__SET TASK__: Reproduce the listing exactly and skip over any pictures.

[Dataset entries]
****

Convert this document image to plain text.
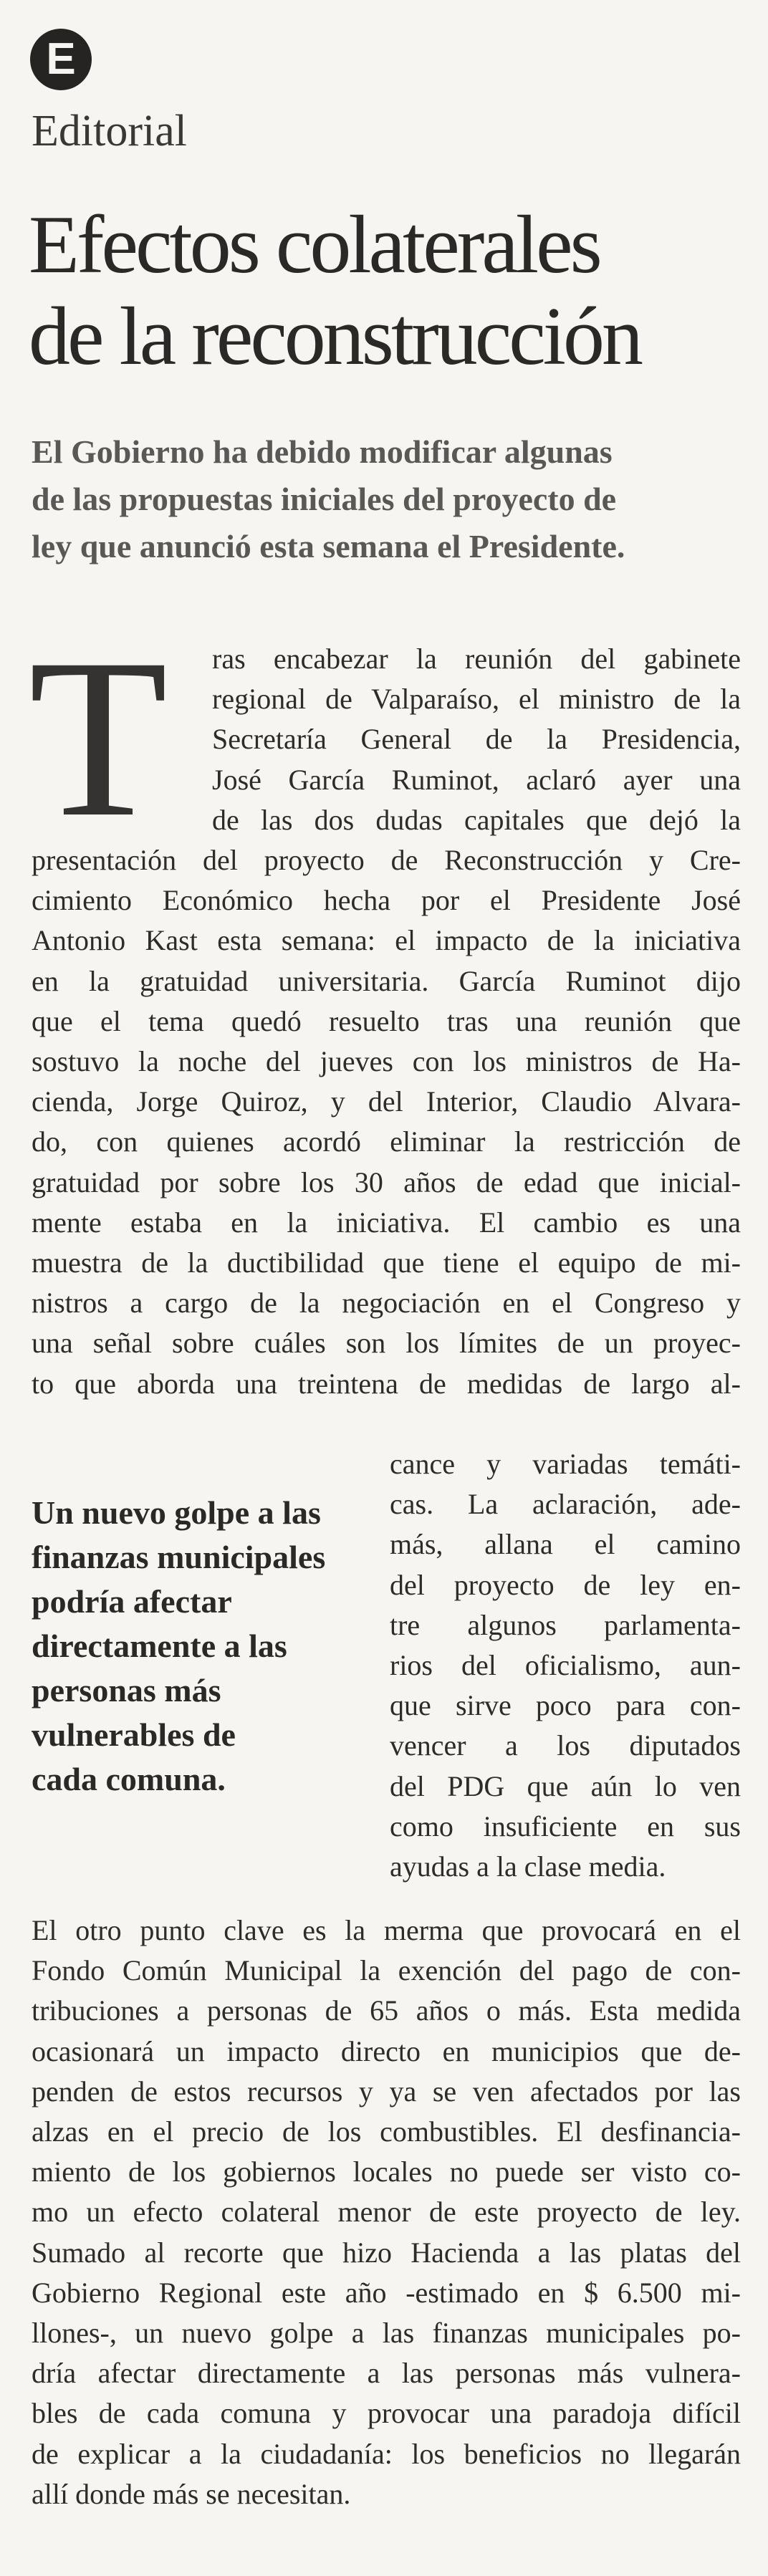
E
Editorial
Efectos colaterales
de la reconstrucción
El Gobierno ha debido modificar algunas
de las propuestas iniciales del proyecto de
ley que anunció esta semana el Presidente.
T ras encabezar la reunión del gabinete
regional de Valparaíso, el ministro de la
Secretaría General de la Presidencia,
José García Ruminot, aclaró ayer una
de las dos dudas capitales que dejó la
presentación del proyecto de Reconstrucción y Cre-
cimiento Económico hecha por el Presidente José
Antonio Kast esta semana: el impacto de la iniciativa
en la gratuidad universitaria. García Ruminot dijo
que el tema quedó resuelto tras una reunión que
sostuvo la noche del jueves con los ministros de Ha-
cienda, Jorge Quiroz, y del Interior, Claudio Alvara-
do, con quienes acordó eliminar la restricción de
gratuidad por sobre los 30 años de edad que inicial-
mente estaba en la iniciativa. El cambio es una
muestra de la ductibilidad que tiene el equipo de mi-
nistros a cargo de la negociación en el Congreso y
una señal sobre cuáles son los límites de un proyec-
to que aborda una treintena de medidas de largo al-
cance y variadas temáti-
cas. La aclaración, ade-
más, allana el camino
del proyecto de ley en-
tre algunos parlamenta-
rios del oficialismo, aun-
que sirve poco para con-
vencer a los diputados
del PDG que aún lo ven
como insuficiente en sus
ayudas a la clase media.
Un nuevo golpe a las
finanzas municipales
podría afectar
directamente a las
personas más
vulnerables de
cada comuna.
El otro punto clave es la merma que provocará en el
Fondo Común Municipal la exención del pago de con-
tribuciones a personas de 65 años o más. Esta medida
ocasionará un impacto directo en municipios que de-
penden de estos recursos y ya se ven afectados por las
alzas en el precio de los combustibles. El desfinancia-
miento de los gobiernos locales no puede ser visto co-
mo un efecto colateral menor de este proyecto de ley.
Sumado al recorte que hizo Hacienda a las platas del
Gobierno Regional este año -estimado en $ 6.500 mi-
llones-, un nuevo golpe a las finanzas municipales po-
dría afectar directamente a las personas más vulnera-
bles de cada comuna y provocar una paradoja difícil
de explicar a la ciudadanía: los beneficios no llegarán
allí donde más se necesitan.
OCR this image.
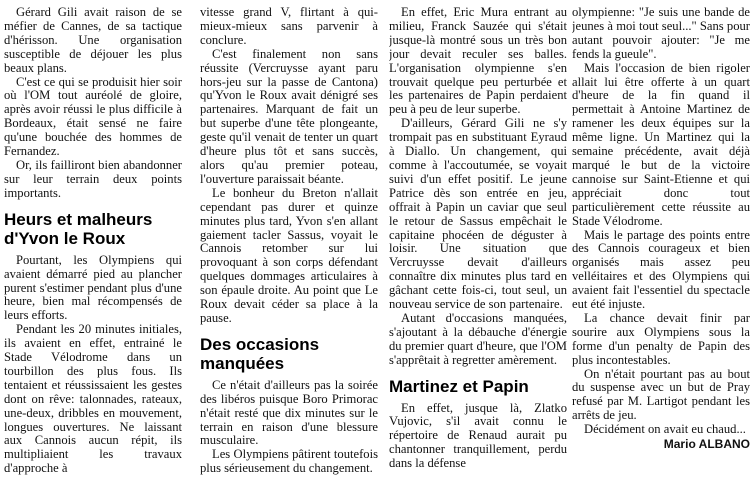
Gérard Gili avait raison de se méfier de Cannes, de sa tactique d'hérisson. Une organisation susceptible de déjouer les plus beaux plans.

C'est ce qui se produisit hier soir où l'OM tout auréolé de gloire, après avoir réussi le plus difficile à Bordeaux, était sensé ne faire qu'une bouchée des hommes de Fernandez.

Or, ils failliront bien abandonner sur leur terrain deux points importants.

Heurs et malheurs d'Yvon le Roux

Pourtant, les Olympiens qui avaient démarré pied au plancher purent s'estimer pendant plus d'une heure, bien mal récompensés de leurs efforts.

Pendant les 20 minutes initiales, ils avaient en effet, entrainé le Stade Vélodrome dans un tourbillon des plus fous. Ils tentaient et réussissaient les gestes dont on rêve: talonnades, rateaux, une-deux, dribbles en mouvement, longues ouvertures. Ne laissant aux Cannois aucun répit, ils multipliaient les travaux d'approche à

vitesse grand V, flirtant à qui-mieux-mieux sans parvenir à conclure.

C'est finalement non sans réussite (Vercruysse ayant paru hors-jeu sur la passe de Cantona) qu'Yvon le Roux avait dénigré ses partenaires. Marquant de fait un but superbe d'une tête plongeante, geste qu'il venait de tenter un quart d'heure plus tôt et sans succès, alors qu'au premier poteau, l'ouverture paraissait béante.

Le bonheur du Breton n'allait cependant pas durer et quinze minutes plus tard, Yvon s'en allant gaiement tacler Sassus, voyait le Cannois retomber sur lui provoquant à son corps défendant quelques dommages articulaires à son épaule droite. Au point que Le Roux devait céder sa place à la pause.

Des occasions manquées

Ce n'était d'ailleurs pas la soirée des libéros puisque Boro Primorac n'était resté que dix minutes sur le terrain en raison d'une blessure musculaire.

Les Olympiens pâtirent toutefois plus sérieusement du changement.

En effet, Eric Mura entrant au milieu, Franck Sauzée qui s'était jusque-là montré sous un très bon jour devait reculer ses balles. L'organisation olympienne s'en trouvait quelque peu perturbée et les partenaires de Papin perdaient peu à peu de leur superbe.

D'ailleurs, Gérard Gili ne s'y trompait pas en substituant Eyraud à Diallo. Un changement, qui comme à l'accoutumée, se voyait suivi d'un effet positif. Le jeune Patrice dès son entrée en jeu, offrait à Papin un caviar que seul le retour de Sassus empêchait le capitaine phocéen de déguster à loisir. Une situation que Vercruysse devait d'ailleurs connaître dix minutes plus tard en gâchant cette fois-ci, tout seul, un nouveau service de son partenaire.

Autant d'occasions manquées, s'ajoutant à la débauche d'énergie du premier quart d'heure, que l'OM s'apprêtait à regretter amèrement.

Martinez et Papin

En effet, jusque là, Zlatko Vujovic, s'il avait connu le répertoire de Renaud aurait pu chantonner tranquillement, perdu dans la défense

olympienne: "Je suis une bande de jeunes à moi tout seul..." Sans pour autant pouvoir ajouter: "Je me fends la gueule".

Mais l'occasion de bien rigoler allait lui être offerte à un quart d'heure de la fin quand il permettait à Antoine Martinez de ramener les deux équipes sur la même ligne. Un Martinez qui la semaine précédente, avait déjà marqué le but de la victoire cannoise sur Saint-Etienne et qui appréciait donc tout particulièrement cette réussite au Stade Vélodrome.

Mais le partage des points entre des Cannois courageux et bien organisés mais assez peu velléitaires et des Olympiens qui avaient fait l'essentiel du spectacle eut été injuste.

La chance devait finir par sourire aux Olympiens sous la forme d'un penalty de Papin des plus incontestables.

On n'était pourtant pas au bout du suspense avec un but de Pray refusé par M. Lartigot pendant les arrêts de jeu.

Décidément on avait eu chaud...

Mario ALBANO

****

__SOLUTION BELOW__:
Convert this document image to plain text.
E
Editorial
Efectos colaterales
de la reconstrucción
El Gobierno ha debido modificar algunas
de las propuestas iniciales del proyecto de
ley que anunció esta semana el Presidente.
T ras encabezar la reunión del gabinete
regional de Valparaíso, el ministro de la
Secretaría General de la Presidencia,
José García Ruminot, aclaró ayer una
de las dos dudas capitales que dejó la
presentación del proyecto de Reconstrucción y Cre-
cimiento Económico hecha por el Presidente José
Antonio Kast esta semana: el impacto de la iniciativa
en la gratuidad universitaria. García Ruminot dijo
que el tema quedó resuelto tras una reunión que
sostuvo la noche del jueves con los ministros de Ha-
cienda, Jorge Quiroz, y del Interior, Claudio Alvara-
do, con quienes acordó eliminar la restricción de
gratuidad por sobre los 30 años de edad que inicial-
mente estaba en la iniciativa. El cambio es una
muestra de la ductibilidad que tiene el equipo de mi-
nistros a cargo de la negociación en el Congreso y
una señal sobre cuáles son los límites de un proyec-
to que aborda una treintena de medidas de largo al-
cance y variadas temáti-
cas. La aclaración, ade-
más, allana el camino
del proyecto de ley en-
tre algunos parlamenta-
rios del oficialismo, aun-
que sirve poco para con-
vencer a los diputados
del PDG que aún lo ven
como insuficiente en sus
ayudas a la clase media.
Un nuevo golpe a las
finanzas municipales
podría afectar
directamente a las
personas más
vulnerables de
cada comuna.
El otro punto clave es la merma que provocará en el
Fondo Común Municipal la exención del pago de con-
tribuciones a personas de 65 años o más. Esta medida
ocasionará un impacto directo en municipios que de-
penden de estos recursos y ya se ven afectados por las
alzas en el precio de los combustibles. El desfinancia-
miento de los gobiernos locales no puede ser visto co-
mo un efecto colateral menor de este proyecto de ley.
Sumado al recorte que hizo Hacienda a las platas del
Gobierno Regional este año -estimado en $ 6.500 mi-
llones-, un nuevo golpe a las finanzas municipales po-
dría afectar directamente a las personas más vulnera-
bles de cada comuna y provocar una paradoja difícil
de explicar a la ciudadanía: los beneficios no llegarán
allí donde más se necesitan.
OCR this image.
Gérard Gili avait raison de se méfier de Cannes, de sa tactique d'hérisson. Une organisation susceptible de déjouer les plus beaux plans.

C'est ce qui se produisit hier soir où l'OM tout auréolé de gloire, après avoir réussi le plus difficile à Bordeaux, était sensé ne faire qu'une bouchée des hommes de Fernandez.

Or, ils failliront bien abandonner sur leur terrain deux points importants.

Heurs et malheurs d'Yvon le Roux

Pourtant, les Olympiens qui avaient démarré pied au plancher purent s'estimer pendant plus d'une heure, bien mal récompensés de leurs efforts.

Pendant les 20 minutes initiales, ils avaient en effet, entrainé le Stade Vélodrome dans un tourbillon des plus fous. Ils tentaient et réussissaient les gestes dont on rêve: talonnades, rateaux, une-deux, dribbles en mouvement, longues ouvertures. Ne laissant aux Cannois aucun répit, ils multipliaient les travaux d'approche à

vitesse grand V, flirtant à qui-mieux-mieux sans parvenir à conclure.

C'est finalement non sans réussite (Vercruysse ayant paru hors-jeu sur la passe de Cantona) qu'Yvon le Roux avait dénigré ses partenaires. Marquant de fait un but superbe d'une tête plongeante, geste qu'il venait de tenter un quart d'heure plus tôt et sans succès, alors qu'au premier poteau, l'ouverture paraissait béante.

Le bonheur du Breton n'allait cependant pas durer et quinze minutes plus tard, Yvon s'en allant gaiement tacler Sassus, voyait le Cannois retomber sur lui provoquant à son corps défendant quelques dommages articulaires à son épaule droite. Au point que Le Roux devait céder sa place à la pause.

Des occasions manquées

Ce n'était d'ailleurs pas la soirée des libéros puisque Boro Primorac n'était resté que dix minutes sur le terrain en raison d'une blessure musculaire.

Les Olympiens pâtirent toutefois plus sérieusement du changement.

En effet, Eric Mura entrant au milieu, Franck Sauzée qui s'était jusque-là montré sous un très bon jour devait reculer ses balles. L'organisation olympienne s'en trouvait quelque peu perturbée et les partenaires de Papin perdaient peu à peu de leur superbe.

D'ailleurs, Gérard Gili ne s'y trompait pas en substituant Eyraud à Diallo. Un changement, qui comme à l'accoutumée, se voyait suivi d'un effet positif. Le jeune Patrice dès son entrée en jeu, offrait à Papin un caviar que seul le retour de Sassus empêchait le capitaine phocéen de déguster à loisir. Une situation que Vercruysse devait d'ailleurs connaître dix minutes plus tard en gâchant cette fois-ci, tout seul, un nouveau service de son partenaire.

Autant d'occasions manquées, s'ajoutant à la débauche d'énergie du premier quart d'heure, que l'OM s'apprêtait à regretter amèrement.

Martinez et Papin

En effet, jusque là, Zlatko Vujovic, s'il avait connu le répertoire de Renaud aurait pu chantonner tranquillement, perdu dans la défense

olympienne: "Je suis une bande de jeunes à moi tout seul..." Sans pour autant pouvoir ajouter: "Je me fends la gueule".

Mais l'occasion de bien rigoler allait lui être offerte à un quart d'heure de la fin quand il permettait à Antoine Martinez de ramener les deux équipes sur la même ligne. Un Martinez qui la semaine précédente, avait déjà marqué le but de la victoire cannoise sur Saint-Etienne et qui appréciait donc tout particulièrement cette réussite au Stade Vélodrome.

Mais le partage des points entre des Cannois courageux et bien organisés mais assez peu velléitaires et des Olympiens qui avaient fait l'essentiel du spectacle eut été injuste.

La chance devait finir par sourire aux Olympiens sous la forme d'un penalty de Papin des plus incontestables.

On n'était pourtant pas au bout du suspense avec un but de Pray refusé par M. Lartigot pendant les arrêts de jeu.

Décidément on avait eu chaud...

Mario ALBANO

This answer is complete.